**YOUR GOAL**
Your answer should be one number: how many lines of the data include the string "visibles"?

----- PROVIDED MATERIAL

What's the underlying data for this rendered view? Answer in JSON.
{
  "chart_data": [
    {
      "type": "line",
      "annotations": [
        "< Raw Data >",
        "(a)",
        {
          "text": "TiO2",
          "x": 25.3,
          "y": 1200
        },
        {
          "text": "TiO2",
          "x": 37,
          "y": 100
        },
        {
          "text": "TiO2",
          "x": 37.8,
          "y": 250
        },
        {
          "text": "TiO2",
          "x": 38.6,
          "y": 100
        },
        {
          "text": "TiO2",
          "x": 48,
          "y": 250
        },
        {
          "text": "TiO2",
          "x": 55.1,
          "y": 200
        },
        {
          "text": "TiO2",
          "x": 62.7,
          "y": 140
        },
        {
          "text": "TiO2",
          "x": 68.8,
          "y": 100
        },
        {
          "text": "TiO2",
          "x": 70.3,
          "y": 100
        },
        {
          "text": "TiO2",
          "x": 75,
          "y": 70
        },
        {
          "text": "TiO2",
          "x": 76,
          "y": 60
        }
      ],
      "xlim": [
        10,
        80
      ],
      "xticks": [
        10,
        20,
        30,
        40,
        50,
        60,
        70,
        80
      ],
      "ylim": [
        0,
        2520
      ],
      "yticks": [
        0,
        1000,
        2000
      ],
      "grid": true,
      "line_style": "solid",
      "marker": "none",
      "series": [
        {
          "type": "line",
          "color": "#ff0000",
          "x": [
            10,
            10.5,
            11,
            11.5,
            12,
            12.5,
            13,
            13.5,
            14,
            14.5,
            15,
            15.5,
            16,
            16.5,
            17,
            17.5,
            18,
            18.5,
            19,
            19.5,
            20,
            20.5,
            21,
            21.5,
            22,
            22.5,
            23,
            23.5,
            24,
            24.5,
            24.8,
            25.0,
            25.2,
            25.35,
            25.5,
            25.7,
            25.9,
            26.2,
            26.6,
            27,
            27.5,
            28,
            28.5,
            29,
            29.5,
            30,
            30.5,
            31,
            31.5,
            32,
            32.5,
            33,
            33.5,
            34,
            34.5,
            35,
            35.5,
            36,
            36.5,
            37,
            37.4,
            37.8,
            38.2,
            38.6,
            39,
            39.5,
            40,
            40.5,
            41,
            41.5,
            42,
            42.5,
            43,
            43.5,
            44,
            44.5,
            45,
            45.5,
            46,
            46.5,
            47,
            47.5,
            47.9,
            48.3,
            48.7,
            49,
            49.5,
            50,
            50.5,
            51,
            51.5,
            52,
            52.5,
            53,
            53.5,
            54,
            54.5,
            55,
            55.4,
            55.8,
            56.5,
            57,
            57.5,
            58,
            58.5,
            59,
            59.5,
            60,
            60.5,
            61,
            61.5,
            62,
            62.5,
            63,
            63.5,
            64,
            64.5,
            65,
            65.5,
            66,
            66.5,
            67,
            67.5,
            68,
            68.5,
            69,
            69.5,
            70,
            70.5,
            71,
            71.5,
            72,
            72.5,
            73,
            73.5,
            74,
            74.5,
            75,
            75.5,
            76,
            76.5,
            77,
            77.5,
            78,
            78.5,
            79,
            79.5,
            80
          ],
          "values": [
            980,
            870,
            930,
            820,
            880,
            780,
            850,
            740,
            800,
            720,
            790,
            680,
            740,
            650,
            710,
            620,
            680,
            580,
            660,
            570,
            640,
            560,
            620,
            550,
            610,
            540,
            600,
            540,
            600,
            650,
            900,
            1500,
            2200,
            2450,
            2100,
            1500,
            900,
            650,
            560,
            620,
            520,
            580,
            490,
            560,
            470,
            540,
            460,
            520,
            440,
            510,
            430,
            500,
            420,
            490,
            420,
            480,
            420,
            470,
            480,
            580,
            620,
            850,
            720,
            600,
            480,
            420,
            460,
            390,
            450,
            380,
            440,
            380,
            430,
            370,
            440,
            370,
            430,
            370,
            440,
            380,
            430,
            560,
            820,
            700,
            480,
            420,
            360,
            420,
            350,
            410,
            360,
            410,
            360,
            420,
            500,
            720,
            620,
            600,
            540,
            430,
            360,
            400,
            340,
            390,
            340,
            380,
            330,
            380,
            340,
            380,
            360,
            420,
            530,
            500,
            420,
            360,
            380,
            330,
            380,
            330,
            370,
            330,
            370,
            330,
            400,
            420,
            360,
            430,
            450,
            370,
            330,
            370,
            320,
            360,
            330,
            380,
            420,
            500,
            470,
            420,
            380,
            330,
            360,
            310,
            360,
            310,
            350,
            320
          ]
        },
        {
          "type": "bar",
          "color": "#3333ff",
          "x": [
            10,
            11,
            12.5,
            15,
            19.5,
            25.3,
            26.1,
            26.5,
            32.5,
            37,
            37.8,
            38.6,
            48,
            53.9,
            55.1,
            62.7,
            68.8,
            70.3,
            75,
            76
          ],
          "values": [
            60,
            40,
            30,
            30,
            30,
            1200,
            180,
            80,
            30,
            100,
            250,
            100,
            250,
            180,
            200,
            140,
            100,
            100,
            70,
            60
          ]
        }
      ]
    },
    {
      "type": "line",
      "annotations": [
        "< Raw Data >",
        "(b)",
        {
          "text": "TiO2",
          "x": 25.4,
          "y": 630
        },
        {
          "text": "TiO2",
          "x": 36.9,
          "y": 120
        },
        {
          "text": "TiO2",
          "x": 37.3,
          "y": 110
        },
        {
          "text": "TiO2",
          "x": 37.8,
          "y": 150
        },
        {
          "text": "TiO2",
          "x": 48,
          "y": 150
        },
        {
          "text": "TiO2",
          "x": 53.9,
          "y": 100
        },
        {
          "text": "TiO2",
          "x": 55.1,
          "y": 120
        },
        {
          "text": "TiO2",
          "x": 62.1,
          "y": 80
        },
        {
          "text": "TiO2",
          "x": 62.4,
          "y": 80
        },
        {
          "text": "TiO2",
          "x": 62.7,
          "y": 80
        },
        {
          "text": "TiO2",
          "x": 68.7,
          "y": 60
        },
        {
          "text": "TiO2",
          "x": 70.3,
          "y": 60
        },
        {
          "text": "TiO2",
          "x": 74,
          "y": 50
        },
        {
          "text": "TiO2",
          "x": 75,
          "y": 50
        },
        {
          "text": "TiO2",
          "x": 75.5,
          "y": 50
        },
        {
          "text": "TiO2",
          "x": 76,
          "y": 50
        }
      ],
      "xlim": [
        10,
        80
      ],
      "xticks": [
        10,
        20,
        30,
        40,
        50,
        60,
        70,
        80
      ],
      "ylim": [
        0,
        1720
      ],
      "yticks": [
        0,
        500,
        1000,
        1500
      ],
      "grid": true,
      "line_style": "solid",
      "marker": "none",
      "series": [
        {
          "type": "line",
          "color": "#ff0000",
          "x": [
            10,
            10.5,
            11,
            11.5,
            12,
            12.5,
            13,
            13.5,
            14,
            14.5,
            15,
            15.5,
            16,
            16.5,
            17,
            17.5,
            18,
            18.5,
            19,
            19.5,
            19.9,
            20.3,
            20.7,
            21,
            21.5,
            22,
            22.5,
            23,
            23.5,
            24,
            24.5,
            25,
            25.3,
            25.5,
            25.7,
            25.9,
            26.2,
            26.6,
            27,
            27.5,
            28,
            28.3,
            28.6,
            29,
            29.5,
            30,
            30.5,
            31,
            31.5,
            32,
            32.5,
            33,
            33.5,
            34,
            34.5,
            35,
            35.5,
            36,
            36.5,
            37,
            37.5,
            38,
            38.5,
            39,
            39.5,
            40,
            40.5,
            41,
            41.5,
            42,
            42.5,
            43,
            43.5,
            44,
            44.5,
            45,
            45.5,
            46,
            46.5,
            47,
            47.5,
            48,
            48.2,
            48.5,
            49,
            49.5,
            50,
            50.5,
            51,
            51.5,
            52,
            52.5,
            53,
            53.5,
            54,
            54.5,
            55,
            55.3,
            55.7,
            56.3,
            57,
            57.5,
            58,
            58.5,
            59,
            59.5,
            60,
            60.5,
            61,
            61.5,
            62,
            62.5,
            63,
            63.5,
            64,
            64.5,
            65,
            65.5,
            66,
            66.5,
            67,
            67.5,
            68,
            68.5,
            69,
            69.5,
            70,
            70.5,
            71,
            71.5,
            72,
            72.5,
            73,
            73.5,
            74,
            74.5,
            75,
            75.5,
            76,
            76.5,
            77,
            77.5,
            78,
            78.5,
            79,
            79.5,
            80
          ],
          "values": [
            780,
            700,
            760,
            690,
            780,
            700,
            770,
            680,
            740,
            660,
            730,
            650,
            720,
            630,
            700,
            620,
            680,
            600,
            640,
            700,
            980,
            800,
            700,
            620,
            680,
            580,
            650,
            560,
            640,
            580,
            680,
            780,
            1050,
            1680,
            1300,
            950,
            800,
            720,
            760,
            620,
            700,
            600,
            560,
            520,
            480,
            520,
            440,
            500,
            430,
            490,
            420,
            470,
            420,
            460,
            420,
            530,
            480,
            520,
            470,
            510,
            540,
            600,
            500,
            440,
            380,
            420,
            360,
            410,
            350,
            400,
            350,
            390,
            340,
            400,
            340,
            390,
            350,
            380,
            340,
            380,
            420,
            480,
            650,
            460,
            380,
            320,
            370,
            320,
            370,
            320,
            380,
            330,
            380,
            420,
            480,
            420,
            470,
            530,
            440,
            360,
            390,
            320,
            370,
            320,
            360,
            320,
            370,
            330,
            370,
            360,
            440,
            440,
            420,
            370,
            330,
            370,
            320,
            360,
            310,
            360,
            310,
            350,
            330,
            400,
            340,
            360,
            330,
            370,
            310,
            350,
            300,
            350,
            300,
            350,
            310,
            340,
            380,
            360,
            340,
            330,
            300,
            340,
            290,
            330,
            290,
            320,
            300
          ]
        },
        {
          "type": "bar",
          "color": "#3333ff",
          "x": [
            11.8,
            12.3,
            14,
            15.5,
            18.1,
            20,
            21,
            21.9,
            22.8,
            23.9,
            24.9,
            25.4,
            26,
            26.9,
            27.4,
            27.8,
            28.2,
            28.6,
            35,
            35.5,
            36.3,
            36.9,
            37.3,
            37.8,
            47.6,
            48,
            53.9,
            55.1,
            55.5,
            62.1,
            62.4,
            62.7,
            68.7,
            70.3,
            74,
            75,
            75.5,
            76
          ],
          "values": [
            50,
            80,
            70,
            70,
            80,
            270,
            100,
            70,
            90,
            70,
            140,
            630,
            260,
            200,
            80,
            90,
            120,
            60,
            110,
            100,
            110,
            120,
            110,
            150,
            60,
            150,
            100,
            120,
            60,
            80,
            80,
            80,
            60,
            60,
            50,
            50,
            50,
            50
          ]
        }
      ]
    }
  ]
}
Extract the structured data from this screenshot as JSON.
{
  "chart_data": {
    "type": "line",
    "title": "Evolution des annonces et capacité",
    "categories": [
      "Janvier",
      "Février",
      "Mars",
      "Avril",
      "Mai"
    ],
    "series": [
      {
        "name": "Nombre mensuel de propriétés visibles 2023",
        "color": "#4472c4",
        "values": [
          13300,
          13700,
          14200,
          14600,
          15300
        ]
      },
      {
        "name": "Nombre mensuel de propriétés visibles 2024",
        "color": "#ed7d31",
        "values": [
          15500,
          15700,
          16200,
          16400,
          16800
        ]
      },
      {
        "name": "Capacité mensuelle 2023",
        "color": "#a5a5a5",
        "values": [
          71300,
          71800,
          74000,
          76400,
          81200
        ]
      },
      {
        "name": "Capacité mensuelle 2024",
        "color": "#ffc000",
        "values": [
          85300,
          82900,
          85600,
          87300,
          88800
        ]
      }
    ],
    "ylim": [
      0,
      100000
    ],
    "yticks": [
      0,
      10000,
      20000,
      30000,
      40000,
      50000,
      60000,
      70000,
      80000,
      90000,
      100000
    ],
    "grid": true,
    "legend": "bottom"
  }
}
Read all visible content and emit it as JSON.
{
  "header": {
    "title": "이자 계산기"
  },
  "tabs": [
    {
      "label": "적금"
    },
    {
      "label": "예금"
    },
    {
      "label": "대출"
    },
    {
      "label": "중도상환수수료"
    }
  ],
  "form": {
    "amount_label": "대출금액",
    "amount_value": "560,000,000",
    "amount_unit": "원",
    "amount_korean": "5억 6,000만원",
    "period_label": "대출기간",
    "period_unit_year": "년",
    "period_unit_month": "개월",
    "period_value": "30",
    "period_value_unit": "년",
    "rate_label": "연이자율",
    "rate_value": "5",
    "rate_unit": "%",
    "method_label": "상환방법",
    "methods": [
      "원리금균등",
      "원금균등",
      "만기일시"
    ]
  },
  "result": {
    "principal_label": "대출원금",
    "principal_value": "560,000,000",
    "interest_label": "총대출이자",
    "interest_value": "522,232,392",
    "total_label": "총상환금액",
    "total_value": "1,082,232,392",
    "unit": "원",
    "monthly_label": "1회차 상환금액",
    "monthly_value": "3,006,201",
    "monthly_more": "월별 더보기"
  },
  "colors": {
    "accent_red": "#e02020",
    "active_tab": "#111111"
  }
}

----------

**COMPLETE OUTPUT**
2